_Goal:_ What follows is a listing. Return every line of it exactly.

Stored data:
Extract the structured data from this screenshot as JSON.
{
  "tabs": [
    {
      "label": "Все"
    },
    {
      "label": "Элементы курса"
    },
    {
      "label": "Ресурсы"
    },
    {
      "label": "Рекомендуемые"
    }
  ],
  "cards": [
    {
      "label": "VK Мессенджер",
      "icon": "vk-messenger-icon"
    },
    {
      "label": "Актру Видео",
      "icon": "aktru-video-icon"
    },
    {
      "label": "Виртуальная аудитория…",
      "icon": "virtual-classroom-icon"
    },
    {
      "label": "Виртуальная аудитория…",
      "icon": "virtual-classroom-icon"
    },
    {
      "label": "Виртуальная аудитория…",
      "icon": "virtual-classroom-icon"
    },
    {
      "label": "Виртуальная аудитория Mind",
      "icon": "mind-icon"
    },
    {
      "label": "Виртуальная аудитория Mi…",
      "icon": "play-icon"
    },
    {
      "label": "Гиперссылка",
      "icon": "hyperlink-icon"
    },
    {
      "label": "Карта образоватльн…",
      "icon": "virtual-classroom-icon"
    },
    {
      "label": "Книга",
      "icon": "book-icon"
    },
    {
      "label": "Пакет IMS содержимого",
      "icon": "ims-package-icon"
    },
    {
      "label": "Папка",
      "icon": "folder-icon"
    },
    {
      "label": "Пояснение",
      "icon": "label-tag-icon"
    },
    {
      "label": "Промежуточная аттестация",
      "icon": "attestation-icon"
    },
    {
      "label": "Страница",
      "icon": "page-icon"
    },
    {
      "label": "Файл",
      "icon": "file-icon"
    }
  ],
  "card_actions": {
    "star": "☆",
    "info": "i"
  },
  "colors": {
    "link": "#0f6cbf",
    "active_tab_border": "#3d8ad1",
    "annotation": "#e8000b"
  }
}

_Output of the task:_
Extract the structured data from this screenshot as JSON.
{
  "tabs": [
    {
      "label": "Все"
    },
    {
      "label": "Элементы курса"
    },
    {
      "label": "Ресурсы"
    },
    {
      "label": "Рекомендуемые"
    }
  ],
  "cards": [
    {
      "label": "VK Мессенджер",
      "icon": "vk-messenger-icon"
    },
    {
      "label": "Актру Видео",
      "icon": "aktru-video-icon"
    },
    {
      "label": "Виртуальная аудитория…",
      "icon": "virtual-classroom-icon"
    },
    {
      "label": "Виртуальная аудитория…",
      "icon": "virtual-classroom-icon"
    },
    {
      "label": "Виртуальная аудитория…",
      "icon": "virtual-classroom-icon"
    },
    {
      "label": "Виртуальная аудитория Mind",
      "icon": "mind-icon"
    },
    {
      "label": "Виртуальная аудитория Mi…",
      "icon": "play-icon"
    },
    {
      "label": "Гиперссылка",
      "icon": "hyperlink-icon"
    },
    {
      "label": "Карта образоватльн…",
      "icon": "virtual-classroom-icon"
    },
    {
      "label": "Книга",
      "icon": "book-icon"
    },
    {
      "label": "Пакет IMS содержимого",
      "icon": "ims-package-icon"
    },
    {
      "label": "Папка",
      "icon": "folder-icon"
    },
    {
      "label": "Пояснение",
      "icon": "label-tag-icon"
    },
    {
      "label": "Промежуточная аттестация",
      "icon": "attestation-icon"
    },
    {
      "label": "Страница",
      "icon": "page-icon"
    },
    {
      "label": "Файл",
      "icon": "file-icon"
    }
  ],
  "card_actions": {
    "star": "☆",
    "info": "i"
  },
  "colors": {
    "link": "#0f6cbf",
    "active_tab_border": "#3d8ad1",
    "annotation": "#e8000b"
  }
}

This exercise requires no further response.